> [GOAL]: Lines that contain the string "background" are to be copied; leave out all others.

> [SUPPLIED MATERIAL]:
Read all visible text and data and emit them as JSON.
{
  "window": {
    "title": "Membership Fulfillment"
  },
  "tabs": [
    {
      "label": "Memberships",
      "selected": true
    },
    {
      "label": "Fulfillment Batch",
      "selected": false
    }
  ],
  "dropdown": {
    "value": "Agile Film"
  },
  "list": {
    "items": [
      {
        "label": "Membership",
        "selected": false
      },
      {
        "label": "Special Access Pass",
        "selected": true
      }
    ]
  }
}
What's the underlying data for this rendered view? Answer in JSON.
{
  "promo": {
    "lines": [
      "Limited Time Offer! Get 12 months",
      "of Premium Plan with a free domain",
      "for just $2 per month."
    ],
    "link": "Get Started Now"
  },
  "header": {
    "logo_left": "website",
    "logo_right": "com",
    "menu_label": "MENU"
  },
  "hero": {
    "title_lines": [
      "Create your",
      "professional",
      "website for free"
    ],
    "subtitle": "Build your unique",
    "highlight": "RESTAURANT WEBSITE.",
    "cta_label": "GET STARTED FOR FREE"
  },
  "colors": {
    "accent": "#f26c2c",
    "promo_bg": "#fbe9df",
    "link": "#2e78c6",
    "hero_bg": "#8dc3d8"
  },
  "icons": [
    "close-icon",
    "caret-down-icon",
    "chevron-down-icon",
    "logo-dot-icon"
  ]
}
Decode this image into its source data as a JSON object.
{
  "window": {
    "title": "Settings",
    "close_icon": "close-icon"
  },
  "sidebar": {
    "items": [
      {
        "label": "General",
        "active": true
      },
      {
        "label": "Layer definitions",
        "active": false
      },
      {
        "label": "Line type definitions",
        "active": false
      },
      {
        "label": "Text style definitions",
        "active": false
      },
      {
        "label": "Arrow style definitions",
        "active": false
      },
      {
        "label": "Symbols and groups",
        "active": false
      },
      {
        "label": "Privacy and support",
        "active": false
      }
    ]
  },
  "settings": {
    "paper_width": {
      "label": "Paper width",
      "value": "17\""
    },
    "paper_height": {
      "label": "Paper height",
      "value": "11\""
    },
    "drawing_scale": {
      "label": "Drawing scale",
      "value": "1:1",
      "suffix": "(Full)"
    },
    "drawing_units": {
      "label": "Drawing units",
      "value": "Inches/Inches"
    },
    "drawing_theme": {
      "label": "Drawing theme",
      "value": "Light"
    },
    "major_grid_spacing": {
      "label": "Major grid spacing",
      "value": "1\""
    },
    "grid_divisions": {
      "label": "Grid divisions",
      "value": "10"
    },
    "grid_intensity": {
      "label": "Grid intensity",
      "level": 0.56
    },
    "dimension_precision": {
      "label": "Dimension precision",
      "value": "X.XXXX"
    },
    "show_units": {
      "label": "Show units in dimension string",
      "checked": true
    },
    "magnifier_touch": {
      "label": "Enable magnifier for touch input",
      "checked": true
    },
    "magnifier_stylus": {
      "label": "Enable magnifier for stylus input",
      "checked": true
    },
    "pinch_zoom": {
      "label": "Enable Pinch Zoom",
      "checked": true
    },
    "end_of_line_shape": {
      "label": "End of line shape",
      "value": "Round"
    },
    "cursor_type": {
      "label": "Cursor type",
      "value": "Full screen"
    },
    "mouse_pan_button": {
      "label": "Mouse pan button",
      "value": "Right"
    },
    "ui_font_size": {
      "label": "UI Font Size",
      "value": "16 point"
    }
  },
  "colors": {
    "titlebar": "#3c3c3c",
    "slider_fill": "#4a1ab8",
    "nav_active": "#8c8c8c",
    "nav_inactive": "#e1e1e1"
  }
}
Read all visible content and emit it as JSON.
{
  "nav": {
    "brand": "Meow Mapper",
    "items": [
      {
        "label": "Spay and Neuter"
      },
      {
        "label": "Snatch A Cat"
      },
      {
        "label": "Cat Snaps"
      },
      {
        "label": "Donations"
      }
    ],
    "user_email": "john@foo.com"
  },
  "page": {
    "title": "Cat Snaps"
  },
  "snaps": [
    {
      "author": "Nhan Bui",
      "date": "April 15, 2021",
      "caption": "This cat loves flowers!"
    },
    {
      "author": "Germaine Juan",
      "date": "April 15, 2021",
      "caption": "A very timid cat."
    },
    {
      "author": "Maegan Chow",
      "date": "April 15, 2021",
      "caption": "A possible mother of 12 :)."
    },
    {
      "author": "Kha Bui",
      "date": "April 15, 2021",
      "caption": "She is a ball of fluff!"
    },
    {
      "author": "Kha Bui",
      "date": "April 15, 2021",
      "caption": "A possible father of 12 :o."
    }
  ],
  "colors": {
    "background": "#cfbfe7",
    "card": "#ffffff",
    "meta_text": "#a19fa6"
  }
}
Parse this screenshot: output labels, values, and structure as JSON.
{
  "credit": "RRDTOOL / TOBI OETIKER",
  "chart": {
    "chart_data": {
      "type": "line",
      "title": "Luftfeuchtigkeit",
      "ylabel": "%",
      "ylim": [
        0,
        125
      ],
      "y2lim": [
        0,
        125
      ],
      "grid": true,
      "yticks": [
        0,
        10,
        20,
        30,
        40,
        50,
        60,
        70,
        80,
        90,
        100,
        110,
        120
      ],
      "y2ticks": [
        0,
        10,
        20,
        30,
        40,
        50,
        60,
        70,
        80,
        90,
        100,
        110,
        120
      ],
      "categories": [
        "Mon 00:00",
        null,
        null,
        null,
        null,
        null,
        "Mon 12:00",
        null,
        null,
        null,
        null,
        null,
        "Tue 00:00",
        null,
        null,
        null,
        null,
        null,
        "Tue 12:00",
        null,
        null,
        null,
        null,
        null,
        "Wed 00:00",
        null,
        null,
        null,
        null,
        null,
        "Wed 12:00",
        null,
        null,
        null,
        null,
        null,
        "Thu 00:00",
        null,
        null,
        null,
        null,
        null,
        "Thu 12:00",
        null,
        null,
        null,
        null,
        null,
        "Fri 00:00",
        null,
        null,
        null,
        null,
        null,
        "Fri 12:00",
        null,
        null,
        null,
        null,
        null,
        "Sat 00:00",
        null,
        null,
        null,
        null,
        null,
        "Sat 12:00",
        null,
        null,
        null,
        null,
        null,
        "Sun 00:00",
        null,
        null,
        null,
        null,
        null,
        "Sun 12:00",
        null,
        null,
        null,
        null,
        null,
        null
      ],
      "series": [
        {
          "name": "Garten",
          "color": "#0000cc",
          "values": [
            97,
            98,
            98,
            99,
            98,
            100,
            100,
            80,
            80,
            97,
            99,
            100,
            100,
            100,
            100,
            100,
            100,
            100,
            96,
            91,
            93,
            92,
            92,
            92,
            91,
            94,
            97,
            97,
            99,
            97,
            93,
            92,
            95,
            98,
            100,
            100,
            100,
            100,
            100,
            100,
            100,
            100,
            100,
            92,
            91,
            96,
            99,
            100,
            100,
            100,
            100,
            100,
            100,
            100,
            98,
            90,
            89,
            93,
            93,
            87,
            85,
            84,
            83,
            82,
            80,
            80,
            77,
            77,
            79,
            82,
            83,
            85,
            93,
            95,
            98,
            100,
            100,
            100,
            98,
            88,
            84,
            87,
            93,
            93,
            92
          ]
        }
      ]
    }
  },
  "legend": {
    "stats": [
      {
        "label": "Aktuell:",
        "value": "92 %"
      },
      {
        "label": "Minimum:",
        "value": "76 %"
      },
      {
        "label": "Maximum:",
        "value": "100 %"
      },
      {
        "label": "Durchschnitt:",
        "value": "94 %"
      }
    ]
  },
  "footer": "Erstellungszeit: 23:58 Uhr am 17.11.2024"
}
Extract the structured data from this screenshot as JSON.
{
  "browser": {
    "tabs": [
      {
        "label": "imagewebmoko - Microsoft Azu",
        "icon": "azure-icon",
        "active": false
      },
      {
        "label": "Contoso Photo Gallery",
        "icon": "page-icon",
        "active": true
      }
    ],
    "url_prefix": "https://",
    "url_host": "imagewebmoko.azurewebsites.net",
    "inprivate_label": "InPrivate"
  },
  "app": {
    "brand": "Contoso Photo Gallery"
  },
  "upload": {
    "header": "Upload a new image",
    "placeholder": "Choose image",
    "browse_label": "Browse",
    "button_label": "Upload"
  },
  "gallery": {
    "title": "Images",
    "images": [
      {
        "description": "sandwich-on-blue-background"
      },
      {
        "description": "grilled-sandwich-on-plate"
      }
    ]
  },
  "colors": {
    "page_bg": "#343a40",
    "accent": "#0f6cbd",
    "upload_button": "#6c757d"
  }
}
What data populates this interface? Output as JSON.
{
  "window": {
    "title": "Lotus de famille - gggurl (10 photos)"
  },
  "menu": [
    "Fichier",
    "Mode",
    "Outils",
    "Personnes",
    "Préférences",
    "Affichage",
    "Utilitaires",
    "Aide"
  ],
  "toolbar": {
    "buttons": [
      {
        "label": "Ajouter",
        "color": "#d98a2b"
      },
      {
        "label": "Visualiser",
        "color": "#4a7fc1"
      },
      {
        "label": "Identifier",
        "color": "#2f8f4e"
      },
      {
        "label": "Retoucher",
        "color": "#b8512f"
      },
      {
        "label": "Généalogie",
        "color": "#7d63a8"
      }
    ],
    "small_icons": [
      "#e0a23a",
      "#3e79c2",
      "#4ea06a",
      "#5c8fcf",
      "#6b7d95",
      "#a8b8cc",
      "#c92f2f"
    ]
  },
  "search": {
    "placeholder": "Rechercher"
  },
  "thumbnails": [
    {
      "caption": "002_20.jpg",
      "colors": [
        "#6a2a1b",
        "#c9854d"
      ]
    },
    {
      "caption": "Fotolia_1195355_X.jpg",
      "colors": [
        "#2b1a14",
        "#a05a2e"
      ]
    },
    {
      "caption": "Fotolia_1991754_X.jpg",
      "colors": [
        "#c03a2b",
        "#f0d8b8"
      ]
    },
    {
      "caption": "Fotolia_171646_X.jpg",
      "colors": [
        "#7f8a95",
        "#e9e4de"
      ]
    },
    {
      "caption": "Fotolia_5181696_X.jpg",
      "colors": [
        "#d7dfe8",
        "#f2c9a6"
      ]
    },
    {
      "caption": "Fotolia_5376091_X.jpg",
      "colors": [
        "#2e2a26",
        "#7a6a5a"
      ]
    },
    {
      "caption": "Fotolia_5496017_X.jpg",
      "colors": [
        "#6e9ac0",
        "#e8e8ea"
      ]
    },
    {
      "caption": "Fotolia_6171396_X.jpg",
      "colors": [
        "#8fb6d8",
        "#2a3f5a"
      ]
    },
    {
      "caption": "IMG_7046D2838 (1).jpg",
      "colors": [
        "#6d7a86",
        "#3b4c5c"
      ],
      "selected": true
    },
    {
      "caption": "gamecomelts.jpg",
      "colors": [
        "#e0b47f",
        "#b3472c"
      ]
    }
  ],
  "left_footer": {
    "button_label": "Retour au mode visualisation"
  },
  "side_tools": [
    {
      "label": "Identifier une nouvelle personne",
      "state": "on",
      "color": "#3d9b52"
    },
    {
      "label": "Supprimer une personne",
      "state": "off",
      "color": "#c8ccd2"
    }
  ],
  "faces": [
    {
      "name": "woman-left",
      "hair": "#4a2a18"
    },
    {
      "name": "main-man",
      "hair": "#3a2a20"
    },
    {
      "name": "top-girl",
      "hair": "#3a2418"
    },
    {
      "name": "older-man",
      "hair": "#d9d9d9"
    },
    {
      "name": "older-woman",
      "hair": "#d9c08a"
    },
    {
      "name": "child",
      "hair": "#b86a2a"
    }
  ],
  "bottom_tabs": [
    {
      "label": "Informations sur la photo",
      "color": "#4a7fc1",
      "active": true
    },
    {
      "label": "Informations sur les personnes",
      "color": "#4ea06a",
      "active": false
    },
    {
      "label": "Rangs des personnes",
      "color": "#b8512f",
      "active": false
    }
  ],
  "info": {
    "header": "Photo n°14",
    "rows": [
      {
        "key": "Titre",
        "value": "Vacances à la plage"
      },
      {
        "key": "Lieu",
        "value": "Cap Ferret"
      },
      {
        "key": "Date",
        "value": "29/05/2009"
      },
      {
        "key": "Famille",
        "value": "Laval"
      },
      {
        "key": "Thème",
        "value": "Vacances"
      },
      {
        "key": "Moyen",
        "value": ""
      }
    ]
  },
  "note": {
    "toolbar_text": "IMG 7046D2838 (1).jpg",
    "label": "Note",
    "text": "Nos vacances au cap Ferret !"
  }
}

> [SOLUTION TO THIS PROBLEM]:
    "background": "#cfbfe7",
        "description": "sandwich-on-blue-background"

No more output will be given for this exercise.